(Excerpts from a figure dataset)
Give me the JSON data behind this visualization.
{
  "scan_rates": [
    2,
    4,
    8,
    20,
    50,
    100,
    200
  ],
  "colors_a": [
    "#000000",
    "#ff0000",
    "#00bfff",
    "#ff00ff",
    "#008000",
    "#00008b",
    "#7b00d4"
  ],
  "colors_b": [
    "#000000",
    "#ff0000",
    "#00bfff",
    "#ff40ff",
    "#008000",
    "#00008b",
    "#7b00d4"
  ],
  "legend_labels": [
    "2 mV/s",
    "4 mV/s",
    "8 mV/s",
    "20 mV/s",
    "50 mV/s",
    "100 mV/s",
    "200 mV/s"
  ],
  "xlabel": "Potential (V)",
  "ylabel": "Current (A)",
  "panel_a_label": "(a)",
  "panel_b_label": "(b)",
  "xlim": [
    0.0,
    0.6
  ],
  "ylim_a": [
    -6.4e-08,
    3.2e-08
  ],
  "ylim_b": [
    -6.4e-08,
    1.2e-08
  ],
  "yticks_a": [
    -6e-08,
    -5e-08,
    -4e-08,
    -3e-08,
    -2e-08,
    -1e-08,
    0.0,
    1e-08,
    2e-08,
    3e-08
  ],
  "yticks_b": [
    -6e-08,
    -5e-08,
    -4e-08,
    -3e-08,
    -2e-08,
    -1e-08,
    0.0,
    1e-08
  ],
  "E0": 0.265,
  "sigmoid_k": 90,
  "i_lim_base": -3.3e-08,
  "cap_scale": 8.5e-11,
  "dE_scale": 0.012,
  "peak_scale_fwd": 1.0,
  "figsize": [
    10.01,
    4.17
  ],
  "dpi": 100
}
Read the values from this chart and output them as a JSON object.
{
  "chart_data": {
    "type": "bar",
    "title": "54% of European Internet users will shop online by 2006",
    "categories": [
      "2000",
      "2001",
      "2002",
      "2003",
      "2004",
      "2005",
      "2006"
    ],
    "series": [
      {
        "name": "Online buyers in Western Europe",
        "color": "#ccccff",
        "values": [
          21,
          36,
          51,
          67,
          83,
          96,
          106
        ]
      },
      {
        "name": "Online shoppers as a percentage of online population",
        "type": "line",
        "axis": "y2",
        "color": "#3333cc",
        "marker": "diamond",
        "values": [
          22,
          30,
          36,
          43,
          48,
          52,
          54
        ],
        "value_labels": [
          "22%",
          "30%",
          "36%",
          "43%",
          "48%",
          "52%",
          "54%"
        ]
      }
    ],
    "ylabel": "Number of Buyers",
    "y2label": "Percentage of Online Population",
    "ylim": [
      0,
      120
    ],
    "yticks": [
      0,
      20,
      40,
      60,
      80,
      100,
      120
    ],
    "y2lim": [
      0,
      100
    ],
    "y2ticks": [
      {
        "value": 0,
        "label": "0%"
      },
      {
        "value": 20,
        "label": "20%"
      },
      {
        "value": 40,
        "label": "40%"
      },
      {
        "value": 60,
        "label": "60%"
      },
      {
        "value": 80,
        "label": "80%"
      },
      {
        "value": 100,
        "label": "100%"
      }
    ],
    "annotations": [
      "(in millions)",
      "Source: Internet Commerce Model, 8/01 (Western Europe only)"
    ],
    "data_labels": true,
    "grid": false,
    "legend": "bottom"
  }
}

■ WHAT NEEDS TO BE DONE: Please reproduce the entire listing, exactly as shown.

■ COMPLETE OUTPUT:
Give me the JSON data behind this visualization.
{
  "scan_rates": [
    2,
    4,
    8,
    20,
    50,
    100,
    200
  ],
  "colors_a": [
    "#000000",
    "#ff0000",
    "#00bfff",
    "#ff00ff",
    "#008000",
    "#00008b",
    "#7b00d4"
  ],
  "colors_b": [
    "#000000",
    "#ff0000",
    "#00bfff",
    "#ff40ff",
    "#008000",
    "#00008b",
    "#7b00d4"
  ],
  "legend_labels": [
    "2 mV/s",
    "4 mV/s",
    "8 mV/s",
    "20 mV/s",
    "50 mV/s",
    "100 mV/s",
    "200 mV/s"
  ],
  "xlabel": "Potential (V)",
  "ylabel": "Current (A)",
  "panel_a_label": "(a)",
  "panel_b_label": "(b)",
  "xlim": [
    0.0,
    0.6
  ],
  "ylim_a": [
    -6.4e-08,
    3.2e-08
  ],
  "ylim_b": [
    -6.4e-08,
    1.2e-08
  ],
  "yticks_a": [
    -6e-08,
    -5e-08,
    -4e-08,
    -3e-08,
    -2e-08,
    -1e-08,
    0.0,
    1e-08,
    2e-08,
    3e-08
  ],
  "yticks_b": [
    -6e-08,
    -5e-08,
    -4e-08,
    -3e-08,
    -2e-08,
    -1e-08,
    0.0,
    1e-08
  ],
  "E0": 0.265,
  "sigmoid_k": 90,
  "i_lim_base": -3.3e-08,
  "cap_scale": 8.5e-11,
  "dE_scale": 0.012,
  "peak_scale_fwd": 1.0,
  "figsize": [
    10.01,
    4.17
  ],
  "dpi": 100
}
Read the values from this chart and output them as a JSON object.
{
  "chart_data": {
    "type": "bar",
    "title": "54% of European Internet users will shop online by 2006",
    "categories": [
      "2000",
      "2001",
      "2002",
      "2003",
      "2004",
      "2005",
      "2006"
    ],
    "series": [
      {
        "name": "Online buyers in Western Europe",
        "color": "#ccccff",
        "values": [
          21,
          36,
          51,
          67,
          83,
          96,
          106
        ]
      },
      {
        "name": "Online shoppers as a percentage of online population",
        "type": "line",
        "axis": "y2",
        "color": "#3333cc",
        "marker": "diamond",
        "values": [
          22,
          30,
          36,
          43,
          48,
          52,
          54
        ],
        "value_labels": [
          "22%",
          "30%",
          "36%",
          "43%",
          "48%",
          "52%",
          "54%"
        ]
      }
    ],
    "ylabel": "Number of Buyers",
    "y2label": "Percentage of Online Population",
    "ylim": [
      0,
      120
    ],
    "yticks": [
      0,
      20,
      40,
      60,
      80,
      100,
      120
    ],
    "y2lim": [
      0,
      100
    ],
    "y2ticks": [
      {
        "value": 0,
        "label": "0%"
      },
      {
        "value": 20,
        "label": "20%"
      },
      {
        "value": 40,
        "label": "40%"
      },
      {
        "value": 60,
        "label": "60%"
      },
      {
        "value": 80,
        "label": "80%"
      },
      {
        "value": 100,
        "label": "100%"
      }
    ],
    "annotations": [
      "(in millions)",
      "Source: Internet Commerce Model, 8/01 (Western Europe only)"
    ],
    "data_labels": true,
    "grid": false,
    "legend": "bottom"
  }
}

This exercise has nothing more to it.